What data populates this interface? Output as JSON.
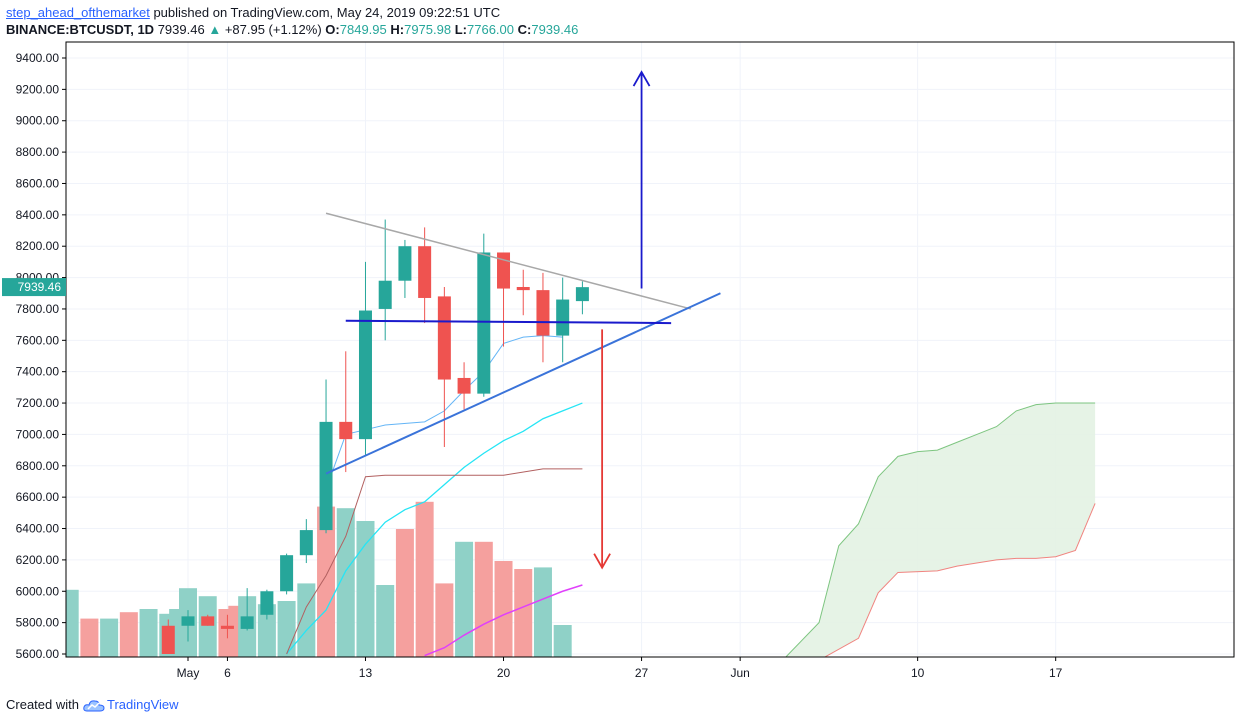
{
  "header": {
    "author": "step_ahead_ofthemarket",
    "published": "published on TradingView.com, May 24, 2019 09:22:51 UTC",
    "symbol": "BINANCE:BTCUSDT, 1D",
    "last": "7939.46",
    "change": "+87.95 (+1.12%)",
    "o_label": "O:",
    "o_value": "7849.95",
    "h_label": "H:",
    "h_value": "7975.98",
    "l_label": "L:",
    "l_value": "7766.00",
    "c_label": "C:",
    "c_value": "7939.46"
  },
  "footer": {
    "created_with": "Created with",
    "brand": "TradingView"
  },
  "colors": {
    "up": "#26a69a",
    "down": "#ef5350",
    "vol_up": "#8fd1c7",
    "vol_down": "#f5a09e",
    "price_tag": "#26a69a",
    "arrow_up": "#1a1acc",
    "arrow_down": "#e53935",
    "trend_upper": "#a8a8a8",
    "trend_lower": "#3a73d9",
    "horizontal": "#1a1acc",
    "cloud_fill": "#e3f2e3",
    "cloud_line_top": "#4caf50",
    "cloud_line_bottom": "#ef5350"
  },
  "chart_data": {
    "type": "candlestick",
    "price_axis": {
      "ticks": [
        "9400.00",
        "9200.00",
        "9000.00",
        "8800.00",
        "8600.00",
        "8400.00",
        "8200.00",
        "8000.00",
        "7800.00",
        "7600.00",
        "7400.00",
        "7200.00",
        "7000.00",
        "6800.00",
        "6600.00",
        "6400.00",
        "6200.00",
        "6000.00",
        "5800.00",
        "5600.00"
      ],
      "ylim": [
        5600,
        9400
      ],
      "last_price_tag": "7939.46"
    },
    "time_axis": {
      "labels": [
        {
          "text": "May",
          "day": 4
        },
        {
          "text": "6",
          "day": 6
        },
        {
          "text": "13",
          "day": 13
        },
        {
          "text": "20",
          "day": 20
        },
        {
          "text": "27",
          "day": 27
        },
        {
          "text": "Jun",
          "day": 32
        },
        {
          "text": "10",
          "day": 41
        },
        {
          "text": "17",
          "day": 48
        }
      ],
      "note": "day index: 1 = May 1"
    },
    "candles": [
      {
        "day": 3,
        "o": 5780,
        "h": 5820,
        "l": 5600,
        "c": 5600
      },
      {
        "day": 4,
        "o": 5780,
        "h": 5880,
        "l": 5680,
        "c": 5840
      },
      {
        "day": 5,
        "o": 5840,
        "h": 5850,
        "l": 5780,
        "c": 5780
      },
      {
        "day": 6,
        "o": 5780,
        "h": 5850,
        "l": 5700,
        "c": 5760
      },
      {
        "day": 7,
        "o": 5760,
        "h": 6020,
        "l": 5750,
        "c": 5840
      },
      {
        "day": 8,
        "o": 5850,
        "h": 6010,
        "l": 5820,
        "c": 6000
      },
      {
        "day": 9,
        "o": 6000,
        "h": 6240,
        "l": 5980,
        "c": 6230
      },
      {
        "day": 10,
        "o": 6230,
        "h": 6460,
        "l": 6180,
        "c": 6390
      },
      {
        "day": 11,
        "o": 6390,
        "h": 7350,
        "l": 6370,
        "c": 7080
      },
      {
        "day": 12,
        "o": 7080,
        "h": 7530,
        "l": 6760,
        "c": 6970
      },
      {
        "day": 13,
        "o": 6970,
        "h": 8100,
        "l": 6870,
        "c": 7790
      },
      {
        "day": 14,
        "o": 7800,
        "h": 8370,
        "l": 7600,
        "c": 7980
      },
      {
        "day": 15,
        "o": 7980,
        "h": 8240,
        "l": 7870,
        "c": 8200
      },
      {
        "day": 16,
        "o": 8200,
        "h": 8320,
        "l": 7710,
        "c": 7870
      },
      {
        "day": 17,
        "o": 7880,
        "h": 7940,
        "l": 6920,
        "c": 7350
      },
      {
        "day": 18,
        "o": 7360,
        "h": 7460,
        "l": 7160,
        "c": 7260
      },
      {
        "day": 19,
        "o": 7260,
        "h": 8280,
        "l": 7240,
        "c": 8160
      },
      {
        "day": 20,
        "o": 8160,
        "h": 8160,
        "l": 7560,
        "c": 7930
      },
      {
        "day": 21,
        "o": 7940,
        "h": 8050,
        "l": 7760,
        "c": 7920
      },
      {
        "day": 22,
        "o": 7920,
        "h": 8030,
        "l": 7460,
        "c": 7630
      },
      {
        "day": 23,
        "o": 7630,
        "h": 8000,
        "l": 7460,
        "c": 7860
      },
      {
        "day": 24,
        "o": 7850,
        "h": 7976,
        "l": 7766,
        "c": 7939
      }
    ],
    "volume": [
      {
        "day": -3,
        "v": 0.43,
        "up": false
      },
      {
        "day": -2,
        "v": 0.42,
        "up": true
      },
      {
        "day": -1,
        "v": 0.24,
        "up": false
      },
      {
        "day": 0,
        "v": 0.24,
        "up": true
      },
      {
        "day": 1,
        "v": 0.28,
        "up": false
      },
      {
        "day": 2,
        "v": 0.3,
        "up": true
      },
      {
        "day": 3,
        "v": 0.27,
        "up": true
      },
      {
        "day": 3.5,
        "v": 0.3,
        "up": true
      },
      {
        "day": 4,
        "v": 0.43,
        "up": true
      },
      {
        "day": 5,
        "v": 0.38,
        "up": true
      },
      {
        "day": 6,
        "v": 0.3,
        "up": false
      },
      {
        "day": 6.5,
        "v": 0.32,
        "up": false
      },
      {
        "day": 7,
        "v": 0.38,
        "up": true
      },
      {
        "day": 8,
        "v": 0.33,
        "up": true
      },
      {
        "day": 9,
        "v": 0.35,
        "up": true
      },
      {
        "day": 10,
        "v": 0.46,
        "up": true
      },
      {
        "day": 11,
        "v": 0.94,
        "up": false
      },
      {
        "day": 12,
        "v": 0.93,
        "up": true
      },
      {
        "day": 13,
        "v": 0.85,
        "up": true
      },
      {
        "day": 14,
        "v": 0.45,
        "up": true
      },
      {
        "day": 15,
        "v": 0.8,
        "up": false
      },
      {
        "day": 16,
        "v": 0.97,
        "up": false
      },
      {
        "day": 17,
        "v": 0.46,
        "up": false
      },
      {
        "day": 18,
        "v": 0.72,
        "up": true
      },
      {
        "day": 19,
        "v": 0.72,
        "up": false
      },
      {
        "day": 20,
        "v": 0.6,
        "up": false
      },
      {
        "day": 21,
        "v": 0.55,
        "up": false
      },
      {
        "day": 22,
        "v": 0.56,
        "up": true
      },
      {
        "day": 23,
        "v": 0.2,
        "up": true
      }
    ],
    "drawings": {
      "upper_trendline": [
        {
          "day": 11,
          "p": 8410
        },
        {
          "day": 29.5,
          "p": 7800
        }
      ],
      "lower_trendline": [
        {
          "day": 11,
          "p": 6750
        },
        {
          "day": 31,
          "p": 7900
        }
      ],
      "horizontal_line": [
        {
          "day": 12,
          "p": 7725
        },
        {
          "day": 28.5,
          "p": 7710
        }
      ],
      "arrow_up": [
        {
          "day": 27,
          "p": 7930
        },
        {
          "day": 27,
          "p": 9310
        }
      ],
      "arrow_down": [
        {
          "day": 25,
          "p": 7670
        },
        {
          "day": 25,
          "p": 6150
        }
      ]
    },
    "ichimoku_cloud": {
      "top": [
        [
          34,
          5540
        ],
        [
          36,
          5800
        ],
        [
          37,
          6290
        ],
        [
          38,
          6430
        ],
        [
          39,
          6730
        ],
        [
          40,
          6860
        ],
        [
          41,
          6890
        ],
        [
          42,
          6900
        ],
        [
          43,
          6950
        ],
        [
          44,
          7000
        ],
        [
          45,
          7050
        ],
        [
          46,
          7150
        ],
        [
          47,
          7190
        ],
        [
          48,
          7200
        ],
        [
          50,
          7200
        ]
      ],
      "bottom": [
        [
          36,
          5560
        ],
        [
          38,
          5700
        ],
        [
          39,
          5990
        ],
        [
          40,
          6120
        ],
        [
          42,
          6130
        ],
        [
          43,
          6160
        ],
        [
          44,
          6180
        ],
        [
          45,
          6200
        ],
        [
          46,
          6210
        ],
        [
          47,
          6210
        ],
        [
          48,
          6220
        ],
        [
          49,
          6260
        ],
        [
          50,
          6560
        ]
      ]
    },
    "indicator_lines": {
      "thin_blue": [
        [
          11,
          6650
        ],
        [
          12,
          7000
        ],
        [
          14,
          7060
        ],
        [
          16,
          7080
        ],
        [
          17,
          7150
        ],
        [
          18,
          7280
        ],
        [
          19,
          7400
        ],
        [
          20,
          7580
        ],
        [
          21,
          7620
        ],
        [
          22,
          7630
        ],
        [
          23,
          7620
        ]
      ],
      "cyan": [
        [
          9,
          5600
        ],
        [
          10,
          5750
        ],
        [
          11,
          5880
        ],
        [
          12,
          6130
        ],
        [
          13,
          6300
        ],
        [
          14,
          6440
        ],
        [
          15,
          6520
        ],
        [
          16,
          6570
        ],
        [
          17,
          6680
        ],
        [
          18,
          6790
        ],
        [
          19,
          6880
        ],
        [
          20,
          6960
        ],
        [
          21,
          7020
        ],
        [
          22,
          7100
        ],
        [
          23,
          7150
        ],
        [
          24,
          7200
        ]
      ],
      "dark_red": [
        [
          9,
          5600
        ],
        [
          10,
          5900
        ],
        [
          11,
          6100
        ],
        [
          12,
          6350
        ],
        [
          13,
          6730
        ],
        [
          14,
          6740
        ],
        [
          17,
          6740
        ],
        [
          20,
          6740
        ],
        [
          22,
          6780
        ],
        [
          24,
          6780
        ]
      ],
      "magenta_volume": [
        [
          16,
          5590
        ],
        [
          17,
          5640
        ],
        [
          18,
          5720
        ],
        [
          19,
          5790
        ],
        [
          20,
          5850
        ],
        [
          21,
          5900
        ],
        [
          22,
          5950
        ],
        [
          23,
          6000
        ],
        [
          24,
          6040
        ]
      ]
    }
  }
}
---------------
**Given request:**
Where a line in the material above holds "text", copy that line.

**Task answer:**
          "text": "May",
          "text": "6",
          "text": "13",
          "text": "20",
          "text": "27",
          "text": "Jun",
          "text": "10",
          "text": "17",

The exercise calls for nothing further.